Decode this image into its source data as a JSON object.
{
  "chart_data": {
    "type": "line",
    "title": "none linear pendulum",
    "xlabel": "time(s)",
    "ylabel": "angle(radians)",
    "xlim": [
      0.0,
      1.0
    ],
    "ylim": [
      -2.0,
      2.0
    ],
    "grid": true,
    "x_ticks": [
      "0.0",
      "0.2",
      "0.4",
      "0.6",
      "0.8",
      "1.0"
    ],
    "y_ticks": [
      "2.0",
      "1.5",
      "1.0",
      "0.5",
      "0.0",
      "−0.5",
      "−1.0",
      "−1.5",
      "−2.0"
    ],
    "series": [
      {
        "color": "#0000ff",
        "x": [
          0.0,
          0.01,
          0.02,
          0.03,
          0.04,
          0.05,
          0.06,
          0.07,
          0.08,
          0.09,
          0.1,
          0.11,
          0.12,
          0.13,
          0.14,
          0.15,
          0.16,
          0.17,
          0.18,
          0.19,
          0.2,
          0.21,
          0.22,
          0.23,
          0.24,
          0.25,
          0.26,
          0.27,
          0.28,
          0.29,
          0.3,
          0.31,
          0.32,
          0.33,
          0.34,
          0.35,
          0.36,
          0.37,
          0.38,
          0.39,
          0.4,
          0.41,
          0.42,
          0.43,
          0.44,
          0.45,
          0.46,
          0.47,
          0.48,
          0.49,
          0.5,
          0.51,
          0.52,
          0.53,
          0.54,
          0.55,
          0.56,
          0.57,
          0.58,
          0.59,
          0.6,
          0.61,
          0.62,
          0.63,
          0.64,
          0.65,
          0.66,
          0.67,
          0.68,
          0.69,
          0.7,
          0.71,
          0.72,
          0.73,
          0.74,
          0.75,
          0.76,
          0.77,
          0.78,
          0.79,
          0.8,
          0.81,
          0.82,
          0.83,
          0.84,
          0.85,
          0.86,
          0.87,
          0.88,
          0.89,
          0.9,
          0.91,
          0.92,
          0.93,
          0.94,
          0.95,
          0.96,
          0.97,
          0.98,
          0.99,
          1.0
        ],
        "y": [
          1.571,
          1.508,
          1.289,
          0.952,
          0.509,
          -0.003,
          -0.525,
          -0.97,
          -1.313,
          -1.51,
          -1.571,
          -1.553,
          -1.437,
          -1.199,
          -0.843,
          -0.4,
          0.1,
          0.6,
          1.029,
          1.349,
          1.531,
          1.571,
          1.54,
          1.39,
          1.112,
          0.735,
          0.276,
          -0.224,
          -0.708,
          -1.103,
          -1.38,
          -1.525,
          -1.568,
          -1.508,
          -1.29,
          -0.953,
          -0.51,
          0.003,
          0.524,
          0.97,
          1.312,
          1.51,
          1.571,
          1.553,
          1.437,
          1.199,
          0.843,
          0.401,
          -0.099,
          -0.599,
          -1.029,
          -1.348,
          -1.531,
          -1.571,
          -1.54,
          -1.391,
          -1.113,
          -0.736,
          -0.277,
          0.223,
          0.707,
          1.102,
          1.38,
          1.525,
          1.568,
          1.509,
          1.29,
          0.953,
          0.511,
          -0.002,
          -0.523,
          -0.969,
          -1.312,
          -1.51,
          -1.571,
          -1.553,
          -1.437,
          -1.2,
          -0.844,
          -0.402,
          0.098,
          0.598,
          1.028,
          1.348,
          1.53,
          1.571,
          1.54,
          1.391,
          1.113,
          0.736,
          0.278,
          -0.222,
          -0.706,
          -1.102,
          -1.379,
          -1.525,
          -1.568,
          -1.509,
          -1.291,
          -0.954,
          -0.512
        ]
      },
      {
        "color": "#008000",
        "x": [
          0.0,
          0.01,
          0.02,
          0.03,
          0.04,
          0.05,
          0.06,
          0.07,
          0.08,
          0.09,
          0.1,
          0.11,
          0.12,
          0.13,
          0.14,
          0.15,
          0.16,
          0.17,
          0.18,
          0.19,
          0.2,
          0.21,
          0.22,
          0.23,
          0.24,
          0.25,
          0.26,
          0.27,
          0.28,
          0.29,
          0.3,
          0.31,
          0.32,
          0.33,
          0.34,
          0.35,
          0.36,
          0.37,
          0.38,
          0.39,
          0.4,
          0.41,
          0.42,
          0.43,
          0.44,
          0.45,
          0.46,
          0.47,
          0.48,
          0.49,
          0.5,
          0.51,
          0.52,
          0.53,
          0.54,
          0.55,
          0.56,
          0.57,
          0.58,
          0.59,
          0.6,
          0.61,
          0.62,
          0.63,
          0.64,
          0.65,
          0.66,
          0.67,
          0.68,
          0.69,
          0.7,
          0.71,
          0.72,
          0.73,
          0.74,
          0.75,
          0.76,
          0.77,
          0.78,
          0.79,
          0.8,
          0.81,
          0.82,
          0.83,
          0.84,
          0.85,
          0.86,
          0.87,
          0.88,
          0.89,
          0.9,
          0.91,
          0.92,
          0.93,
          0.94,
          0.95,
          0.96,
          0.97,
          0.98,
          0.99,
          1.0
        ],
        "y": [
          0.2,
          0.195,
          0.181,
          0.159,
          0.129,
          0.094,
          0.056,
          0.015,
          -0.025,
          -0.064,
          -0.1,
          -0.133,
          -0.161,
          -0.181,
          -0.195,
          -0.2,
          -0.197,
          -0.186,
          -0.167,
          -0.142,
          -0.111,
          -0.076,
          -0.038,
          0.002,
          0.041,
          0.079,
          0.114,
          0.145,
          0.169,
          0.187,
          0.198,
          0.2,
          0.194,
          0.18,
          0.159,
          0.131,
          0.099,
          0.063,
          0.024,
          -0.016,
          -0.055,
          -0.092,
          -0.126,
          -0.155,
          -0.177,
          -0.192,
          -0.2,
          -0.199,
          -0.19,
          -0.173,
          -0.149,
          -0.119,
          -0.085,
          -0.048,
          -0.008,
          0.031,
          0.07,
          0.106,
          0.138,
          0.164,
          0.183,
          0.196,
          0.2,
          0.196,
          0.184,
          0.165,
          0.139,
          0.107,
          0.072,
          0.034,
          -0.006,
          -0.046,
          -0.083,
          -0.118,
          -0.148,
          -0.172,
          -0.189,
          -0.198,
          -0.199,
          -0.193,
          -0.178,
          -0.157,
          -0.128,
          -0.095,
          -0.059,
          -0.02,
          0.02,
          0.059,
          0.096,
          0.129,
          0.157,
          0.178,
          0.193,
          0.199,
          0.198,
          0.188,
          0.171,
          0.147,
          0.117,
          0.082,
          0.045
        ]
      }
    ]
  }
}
■ ■ ■
◆ Given problem: Provide all the records again, word for word.

◆ Result below:
Decode this image into its source data as a JSON object.
{
  "chart_data": {
    "type": "line",
    "title": "none linear pendulum",
    "xlabel": "time(s)",
    "ylabel": "angle(radians)",
    "xlim": [
      0.0,
      1.0
    ],
    "ylim": [
      -2.0,
      2.0
    ],
    "grid": true,
    "x_ticks": [
      "0.0",
      "0.2",
      "0.4",
      "0.6",
      "0.8",
      "1.0"
    ],
    "y_ticks": [
      "2.0",
      "1.5",
      "1.0",
      "0.5",
      "0.0",
      "−0.5",
      "−1.0",
      "−1.5",
      "−2.0"
    ],
    "series": [
      {
        "color": "#0000ff",
        "x": [
          0.0,
          0.01,
          0.02,
          0.03,
          0.04,
          0.05,
          0.06,
          0.07,
          0.08,
          0.09,
          0.1,
          0.11,
          0.12,
          0.13,
          0.14,
          0.15,
          0.16,
          0.17,
          0.18,
          0.19,
          0.2,
          0.21,
          0.22,
          0.23,
          0.24,
          0.25,
          0.26,
          0.27,
          0.28,
          0.29,
          0.3,
          0.31,
          0.32,
          0.33,
          0.34,
          0.35,
          0.36,
          0.37,
          0.38,
          0.39,
          0.4,
          0.41,
          0.42,
          0.43,
          0.44,
          0.45,
          0.46,
          0.47,
          0.48,
          0.49,
          0.5,
          0.51,
          0.52,
          0.53,
          0.54,
          0.55,
          0.56,
          0.57,
          0.58,
          0.59,
          0.6,
          0.61,
          0.62,
          0.63,
          0.64,
          0.65,
          0.66,
          0.67,
          0.68,
          0.69,
          0.7,
          0.71,
          0.72,
          0.73,
          0.74,
          0.75,
          0.76,
          0.77,
          0.78,
          0.79,
          0.8,
          0.81,
          0.82,
          0.83,
          0.84,
          0.85,
          0.86,
          0.87,
          0.88,
          0.89,
          0.9,
          0.91,
          0.92,
          0.93,
          0.94,
          0.95,
          0.96,
          0.97,
          0.98,
          0.99,
          1.0
        ],
        "y": [
          1.571,
          1.508,
          1.289,
          0.952,
          0.509,
          -0.003,
          -0.525,
          -0.97,
          -1.313,
          -1.51,
          -1.571,
          -1.553,
          -1.437,
          -1.199,
          -0.843,
          -0.4,
          0.1,
          0.6,
          1.029,
          1.349,
          1.531,
          1.571,
          1.54,
          1.39,
          1.112,
          0.735,
          0.276,
          -0.224,
          -0.708,
          -1.103,
          -1.38,
          -1.525,
          -1.568,
          -1.508,
          -1.29,
          -0.953,
          -0.51,
          0.003,
          0.524,
          0.97,
          1.312,
          1.51,
          1.571,
          1.553,
          1.437,
          1.199,
          0.843,
          0.401,
          -0.099,
          -0.599,
          -1.029,
          -1.348,
          -1.531,
          -1.571,
          -1.54,
          -1.391,
          -1.113,
          -0.736,
          -0.277,
          0.223,
          0.707,
          1.102,
          1.38,
          1.525,
          1.568,
          1.509,
          1.29,
          0.953,
          0.511,
          -0.002,
          -0.523,
          -0.969,
          -1.312,
          -1.51,
          -1.571,
          -1.553,
          -1.437,
          -1.2,
          -0.844,
          -0.402,
          0.098,
          0.598,
          1.028,
          1.348,
          1.53,
          1.571,
          1.54,
          1.391,
          1.113,
          0.736,
          0.278,
          -0.222,
          -0.706,
          -1.102,
          -1.379,
          -1.525,
          -1.568,
          -1.509,
          -1.291,
          -0.954,
          -0.512
        ]
      },
      {
        "color": "#008000",
        "x": [
          0.0,
          0.01,
          0.02,
          0.03,
          0.04,
          0.05,
          0.06,
          0.07,
          0.08,
          0.09,
          0.1,
          0.11,
          0.12,
          0.13,
          0.14,
          0.15,
          0.16,
          0.17,
          0.18,
          0.19,
          0.2,
          0.21,
          0.22,
          0.23,
          0.24,
          0.25,
          0.26,
          0.27,
          0.28,
          0.29,
          0.3,
          0.31,
          0.32,
          0.33,
          0.34,
          0.35,
          0.36,
          0.37,
          0.38,
          0.39,
          0.4,
          0.41,
          0.42,
          0.43,
          0.44,
          0.45,
          0.46,
          0.47,
          0.48,
          0.49,
          0.5,
          0.51,
          0.52,
          0.53,
          0.54,
          0.55,
          0.56,
          0.57,
          0.58,
          0.59,
          0.6,
          0.61,
          0.62,
          0.63,
          0.64,
          0.65,
          0.66,
          0.67,
          0.68,
          0.69,
          0.7,
          0.71,
          0.72,
          0.73,
          0.74,
          0.75,
          0.76,
          0.77,
          0.78,
          0.79,
          0.8,
          0.81,
          0.82,
          0.83,
          0.84,
          0.85,
          0.86,
          0.87,
          0.88,
          0.89,
          0.9,
          0.91,
          0.92,
          0.93,
          0.94,
          0.95,
          0.96,
          0.97,
          0.98,
          0.99,
          1.0
        ],
        "y": [
          0.2,
          0.195,
          0.181,
          0.159,
          0.129,
          0.094,
          0.056,
          0.015,
          -0.025,
          -0.064,
          -0.1,
          -0.133,
          -0.161,
          -0.181,
          -0.195,
          -0.2,
          -0.197,
          -0.186,
          -0.167,
          -0.142,
          -0.111,
          -0.076,
          -0.038,
          0.002,
          0.041,
          0.079,
          0.114,
          0.145,
          0.169,
          0.187,
          0.198,
          0.2,
          0.194,
          0.18,
          0.159,
          0.131,
          0.099,
          0.063,
          0.024,
          -0.016,
          -0.055,
          -0.092,
          -0.126,
          -0.155,
          -0.177,
          -0.192,
          -0.2,
          -0.199,
          -0.19,
          -0.173,
          -0.149,
          -0.119,
          -0.085,
          -0.048,
          -0.008,
          0.031,
          0.07,
          0.106,
          0.138,
          0.164,
          0.183,
          0.196,
          0.2,
          0.196,
          0.184,
          0.165,
          0.139,
          0.107,
          0.072,
          0.034,
          -0.006,
          -0.046,
          -0.083,
          -0.118,
          -0.148,
          -0.172,
          -0.189,
          -0.198,
          -0.199,
          -0.193,
          -0.178,
          -0.157,
          -0.128,
          -0.095,
          -0.059,
          -0.02,
          0.02,
          0.059,
          0.096,
          0.129,
          0.157,
          0.178,
          0.193,
          0.199,
          0.198,
          0.188,
          0.171,
          0.147,
          0.117,
          0.082,
          0.045
        ]
      }
    ]
  }
}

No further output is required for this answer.